• Data excerpts:
○ ○ ○ ○ ○ ○ ○
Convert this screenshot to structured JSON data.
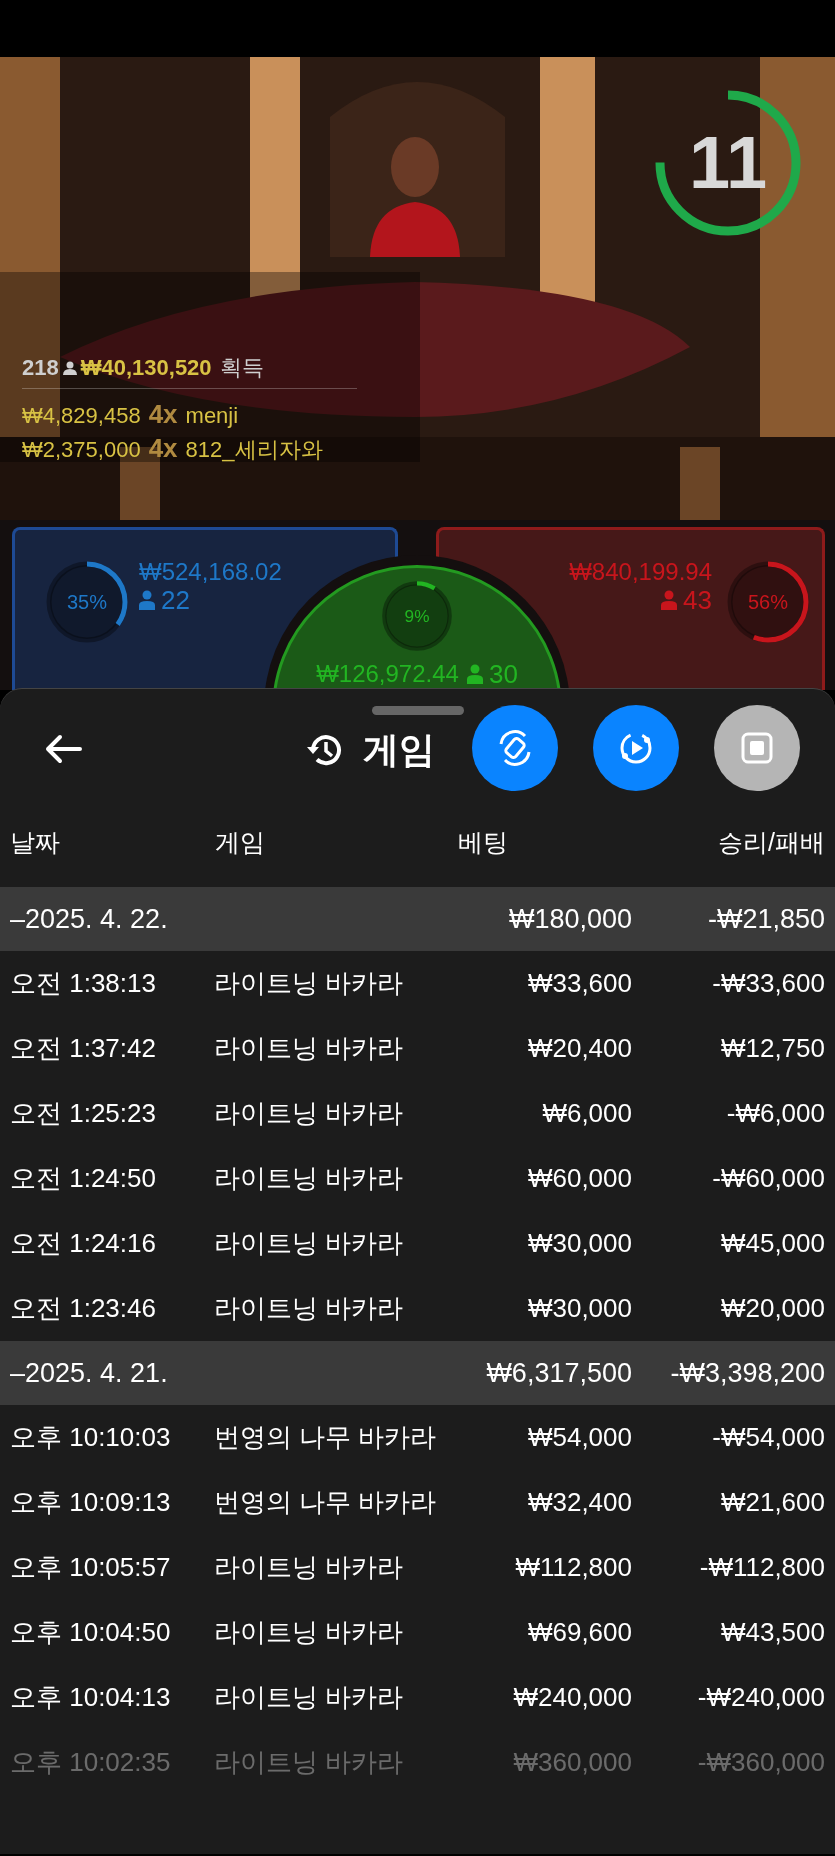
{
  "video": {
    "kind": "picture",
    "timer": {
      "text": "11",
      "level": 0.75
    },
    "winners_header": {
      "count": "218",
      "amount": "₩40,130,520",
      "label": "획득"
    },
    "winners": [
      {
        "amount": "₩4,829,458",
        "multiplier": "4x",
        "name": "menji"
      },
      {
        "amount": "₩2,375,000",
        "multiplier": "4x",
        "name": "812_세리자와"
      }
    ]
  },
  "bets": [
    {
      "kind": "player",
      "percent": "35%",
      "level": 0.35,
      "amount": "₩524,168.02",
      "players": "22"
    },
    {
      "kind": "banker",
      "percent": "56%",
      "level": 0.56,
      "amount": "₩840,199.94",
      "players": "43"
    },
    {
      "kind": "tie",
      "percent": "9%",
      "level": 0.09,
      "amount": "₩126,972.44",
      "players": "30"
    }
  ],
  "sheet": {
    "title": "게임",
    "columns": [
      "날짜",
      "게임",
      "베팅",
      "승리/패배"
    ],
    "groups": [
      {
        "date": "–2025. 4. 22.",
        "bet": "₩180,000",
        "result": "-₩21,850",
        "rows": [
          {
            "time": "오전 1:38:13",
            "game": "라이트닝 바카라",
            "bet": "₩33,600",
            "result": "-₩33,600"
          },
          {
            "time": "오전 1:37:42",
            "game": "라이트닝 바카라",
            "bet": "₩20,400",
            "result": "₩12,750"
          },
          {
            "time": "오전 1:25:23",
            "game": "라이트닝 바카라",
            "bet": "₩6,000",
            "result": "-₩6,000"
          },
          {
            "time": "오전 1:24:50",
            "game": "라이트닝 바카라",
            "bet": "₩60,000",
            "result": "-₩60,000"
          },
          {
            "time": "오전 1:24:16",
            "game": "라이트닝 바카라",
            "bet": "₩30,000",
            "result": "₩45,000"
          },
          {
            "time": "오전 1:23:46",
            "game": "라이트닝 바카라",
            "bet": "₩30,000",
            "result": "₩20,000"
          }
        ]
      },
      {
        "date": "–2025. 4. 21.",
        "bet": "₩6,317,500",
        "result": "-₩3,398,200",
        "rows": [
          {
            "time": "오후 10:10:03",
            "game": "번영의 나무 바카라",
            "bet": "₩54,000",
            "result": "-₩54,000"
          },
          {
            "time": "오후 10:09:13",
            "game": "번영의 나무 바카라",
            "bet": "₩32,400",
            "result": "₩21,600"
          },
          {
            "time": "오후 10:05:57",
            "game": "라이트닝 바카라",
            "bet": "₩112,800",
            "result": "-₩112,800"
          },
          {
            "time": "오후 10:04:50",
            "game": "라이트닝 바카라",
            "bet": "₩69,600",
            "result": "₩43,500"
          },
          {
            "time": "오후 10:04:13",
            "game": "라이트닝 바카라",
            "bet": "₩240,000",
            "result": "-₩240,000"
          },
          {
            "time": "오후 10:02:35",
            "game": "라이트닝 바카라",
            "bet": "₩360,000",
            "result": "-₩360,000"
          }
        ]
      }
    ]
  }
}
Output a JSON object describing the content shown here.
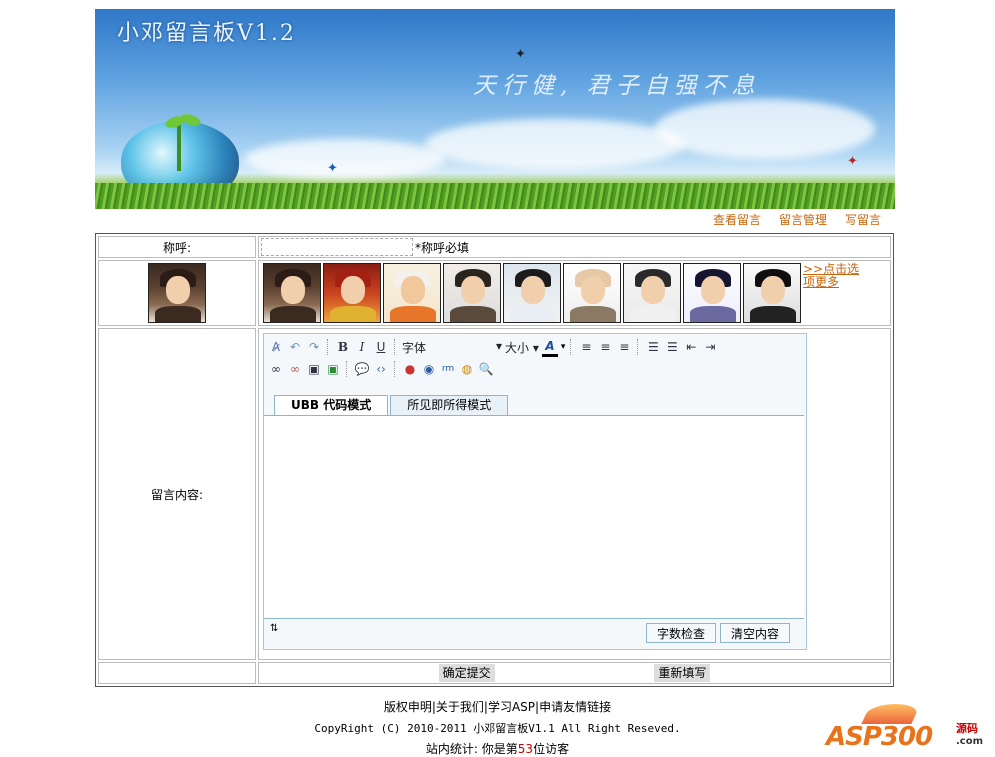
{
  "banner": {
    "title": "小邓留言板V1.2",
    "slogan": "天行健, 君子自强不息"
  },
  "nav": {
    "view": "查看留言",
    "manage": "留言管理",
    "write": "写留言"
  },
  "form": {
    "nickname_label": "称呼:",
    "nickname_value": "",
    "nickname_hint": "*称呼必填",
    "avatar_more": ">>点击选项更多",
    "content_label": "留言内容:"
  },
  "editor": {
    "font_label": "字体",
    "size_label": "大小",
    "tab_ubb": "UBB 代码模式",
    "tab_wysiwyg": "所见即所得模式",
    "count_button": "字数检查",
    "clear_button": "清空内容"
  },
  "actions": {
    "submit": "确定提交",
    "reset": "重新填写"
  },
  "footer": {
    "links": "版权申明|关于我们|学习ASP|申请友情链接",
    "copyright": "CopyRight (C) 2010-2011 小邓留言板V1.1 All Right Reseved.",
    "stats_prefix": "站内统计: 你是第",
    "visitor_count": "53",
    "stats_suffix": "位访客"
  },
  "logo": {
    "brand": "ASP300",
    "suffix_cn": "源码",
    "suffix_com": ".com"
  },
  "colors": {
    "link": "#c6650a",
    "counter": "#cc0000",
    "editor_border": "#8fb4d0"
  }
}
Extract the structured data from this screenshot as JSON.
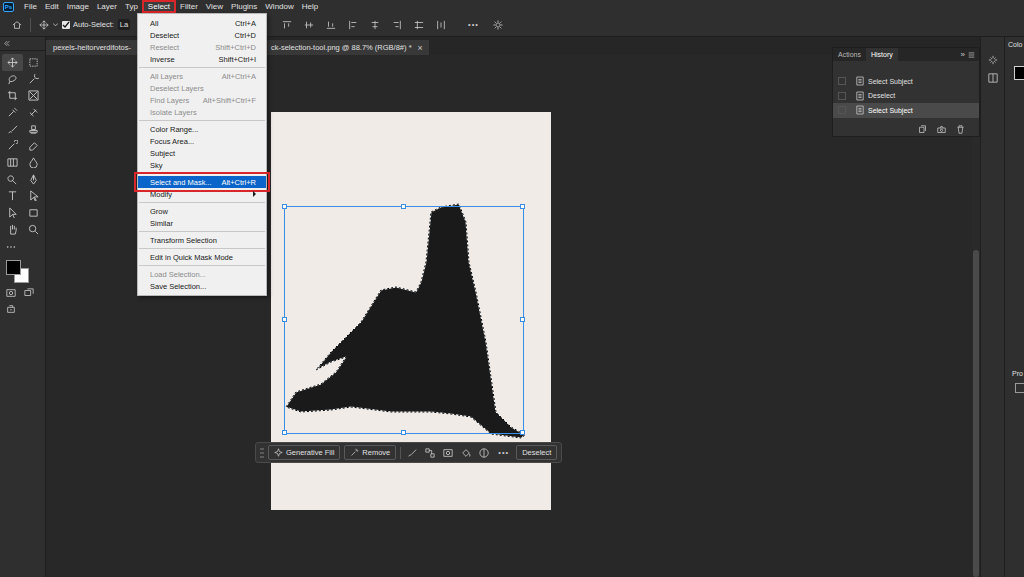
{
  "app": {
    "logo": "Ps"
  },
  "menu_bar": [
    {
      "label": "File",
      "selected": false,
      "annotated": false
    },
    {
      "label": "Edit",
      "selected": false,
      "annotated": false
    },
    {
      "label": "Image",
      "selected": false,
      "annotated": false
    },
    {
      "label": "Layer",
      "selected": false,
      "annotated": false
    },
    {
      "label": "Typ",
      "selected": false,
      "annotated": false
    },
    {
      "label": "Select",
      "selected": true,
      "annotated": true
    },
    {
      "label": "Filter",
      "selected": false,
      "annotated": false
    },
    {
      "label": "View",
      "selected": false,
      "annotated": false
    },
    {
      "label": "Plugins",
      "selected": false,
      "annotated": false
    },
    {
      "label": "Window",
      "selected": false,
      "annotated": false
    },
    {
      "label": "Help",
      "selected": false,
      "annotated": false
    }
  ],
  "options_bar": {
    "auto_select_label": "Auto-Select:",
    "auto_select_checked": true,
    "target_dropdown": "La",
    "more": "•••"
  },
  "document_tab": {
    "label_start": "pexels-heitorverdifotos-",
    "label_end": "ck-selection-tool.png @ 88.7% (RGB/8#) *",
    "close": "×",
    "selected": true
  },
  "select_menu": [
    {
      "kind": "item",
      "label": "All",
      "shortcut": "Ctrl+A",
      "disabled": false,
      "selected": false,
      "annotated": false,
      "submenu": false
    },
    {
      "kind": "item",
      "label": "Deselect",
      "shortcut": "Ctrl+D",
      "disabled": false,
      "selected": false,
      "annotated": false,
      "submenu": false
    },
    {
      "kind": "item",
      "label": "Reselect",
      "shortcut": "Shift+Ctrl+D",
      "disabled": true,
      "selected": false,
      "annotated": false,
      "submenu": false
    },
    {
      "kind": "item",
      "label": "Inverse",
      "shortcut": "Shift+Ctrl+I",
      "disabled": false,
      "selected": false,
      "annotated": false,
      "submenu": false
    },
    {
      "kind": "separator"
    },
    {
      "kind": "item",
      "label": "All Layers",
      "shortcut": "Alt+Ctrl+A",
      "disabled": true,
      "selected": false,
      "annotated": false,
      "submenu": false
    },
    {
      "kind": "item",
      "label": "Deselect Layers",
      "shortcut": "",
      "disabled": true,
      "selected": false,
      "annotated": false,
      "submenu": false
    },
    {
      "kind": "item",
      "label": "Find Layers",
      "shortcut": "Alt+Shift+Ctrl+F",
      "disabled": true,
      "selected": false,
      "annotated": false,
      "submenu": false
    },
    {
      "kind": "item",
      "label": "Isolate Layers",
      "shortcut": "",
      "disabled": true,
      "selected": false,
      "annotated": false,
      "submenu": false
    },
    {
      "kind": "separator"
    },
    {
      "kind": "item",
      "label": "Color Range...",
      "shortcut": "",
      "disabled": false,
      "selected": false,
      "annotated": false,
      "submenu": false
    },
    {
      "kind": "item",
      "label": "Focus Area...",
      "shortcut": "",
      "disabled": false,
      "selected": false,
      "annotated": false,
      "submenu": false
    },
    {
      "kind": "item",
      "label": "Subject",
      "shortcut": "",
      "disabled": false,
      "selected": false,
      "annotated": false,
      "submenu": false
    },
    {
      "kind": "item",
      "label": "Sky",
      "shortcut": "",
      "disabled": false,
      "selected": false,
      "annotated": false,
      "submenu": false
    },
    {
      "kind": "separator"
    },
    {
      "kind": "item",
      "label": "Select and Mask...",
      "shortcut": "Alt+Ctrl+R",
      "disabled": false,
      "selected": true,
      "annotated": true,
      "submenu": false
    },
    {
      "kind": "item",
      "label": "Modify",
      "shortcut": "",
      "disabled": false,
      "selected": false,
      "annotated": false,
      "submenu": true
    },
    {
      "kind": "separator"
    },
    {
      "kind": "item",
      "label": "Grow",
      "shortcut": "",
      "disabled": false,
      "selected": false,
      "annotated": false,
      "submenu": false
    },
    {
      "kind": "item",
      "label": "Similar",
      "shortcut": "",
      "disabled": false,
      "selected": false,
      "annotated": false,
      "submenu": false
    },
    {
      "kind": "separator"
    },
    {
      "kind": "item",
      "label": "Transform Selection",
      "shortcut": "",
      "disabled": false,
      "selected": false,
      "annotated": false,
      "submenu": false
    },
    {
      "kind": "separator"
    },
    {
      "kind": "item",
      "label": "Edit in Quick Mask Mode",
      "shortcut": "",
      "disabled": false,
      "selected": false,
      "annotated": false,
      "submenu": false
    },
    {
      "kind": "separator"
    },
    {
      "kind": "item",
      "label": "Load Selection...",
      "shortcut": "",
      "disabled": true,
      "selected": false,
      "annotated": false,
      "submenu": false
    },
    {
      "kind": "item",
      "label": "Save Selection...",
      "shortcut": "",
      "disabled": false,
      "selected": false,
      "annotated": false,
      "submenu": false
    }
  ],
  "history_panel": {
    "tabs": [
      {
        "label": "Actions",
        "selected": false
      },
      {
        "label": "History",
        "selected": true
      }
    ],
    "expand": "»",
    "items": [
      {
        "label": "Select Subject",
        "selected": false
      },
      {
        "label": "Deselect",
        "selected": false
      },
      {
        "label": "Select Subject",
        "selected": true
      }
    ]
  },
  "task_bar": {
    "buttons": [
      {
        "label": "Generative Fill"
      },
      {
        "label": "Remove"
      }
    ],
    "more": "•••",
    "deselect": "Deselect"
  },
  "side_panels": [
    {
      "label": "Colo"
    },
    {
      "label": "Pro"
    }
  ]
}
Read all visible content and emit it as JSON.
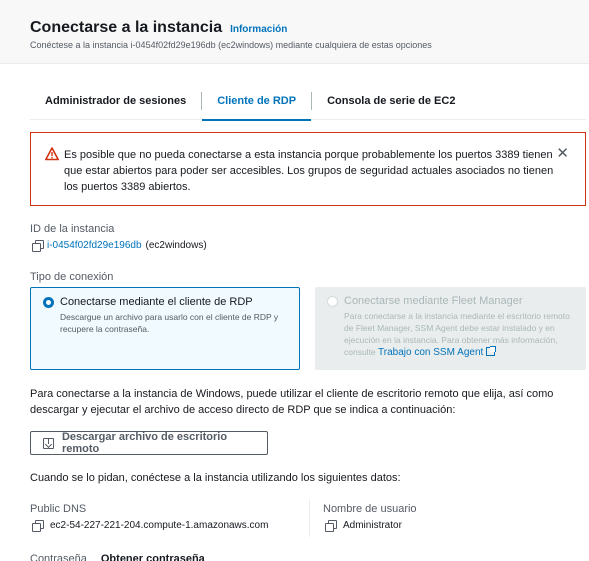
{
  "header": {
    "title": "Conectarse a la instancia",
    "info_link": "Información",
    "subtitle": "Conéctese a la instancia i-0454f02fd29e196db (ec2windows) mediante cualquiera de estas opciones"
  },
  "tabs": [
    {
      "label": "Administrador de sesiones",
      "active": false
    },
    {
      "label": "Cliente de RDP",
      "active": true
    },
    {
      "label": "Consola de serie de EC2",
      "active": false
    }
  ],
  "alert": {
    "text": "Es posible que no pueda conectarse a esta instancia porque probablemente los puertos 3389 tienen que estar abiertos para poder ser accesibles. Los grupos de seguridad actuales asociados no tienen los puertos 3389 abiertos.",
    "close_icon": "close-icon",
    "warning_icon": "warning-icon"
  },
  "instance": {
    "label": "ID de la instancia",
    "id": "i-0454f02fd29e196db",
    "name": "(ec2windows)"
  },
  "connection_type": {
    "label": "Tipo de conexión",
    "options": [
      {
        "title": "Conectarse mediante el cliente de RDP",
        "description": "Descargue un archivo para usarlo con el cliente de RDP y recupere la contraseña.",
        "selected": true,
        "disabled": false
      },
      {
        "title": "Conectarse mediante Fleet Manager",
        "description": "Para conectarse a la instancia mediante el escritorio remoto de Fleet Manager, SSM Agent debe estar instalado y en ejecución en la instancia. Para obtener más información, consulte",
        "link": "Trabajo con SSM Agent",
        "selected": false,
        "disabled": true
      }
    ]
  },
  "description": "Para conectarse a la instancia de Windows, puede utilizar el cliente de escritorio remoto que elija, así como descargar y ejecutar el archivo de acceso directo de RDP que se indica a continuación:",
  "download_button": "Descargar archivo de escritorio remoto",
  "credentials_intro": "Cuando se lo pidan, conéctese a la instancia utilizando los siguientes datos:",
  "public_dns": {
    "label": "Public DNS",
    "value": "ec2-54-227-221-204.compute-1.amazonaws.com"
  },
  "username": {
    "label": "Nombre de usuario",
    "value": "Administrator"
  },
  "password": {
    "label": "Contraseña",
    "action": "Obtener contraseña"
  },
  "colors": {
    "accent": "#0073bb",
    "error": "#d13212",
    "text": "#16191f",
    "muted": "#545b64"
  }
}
○ ○ ○ ○ ○ ○ ○
• Exercise description: List all lines above in which the string "JSON" appears.

• Output below:
Convert this screenshot to structured JSON data.
Output a JSON object describing the content shown here.
Extract the structured data from this screenshot as JSON.
Read all visible content and emit it as JSON.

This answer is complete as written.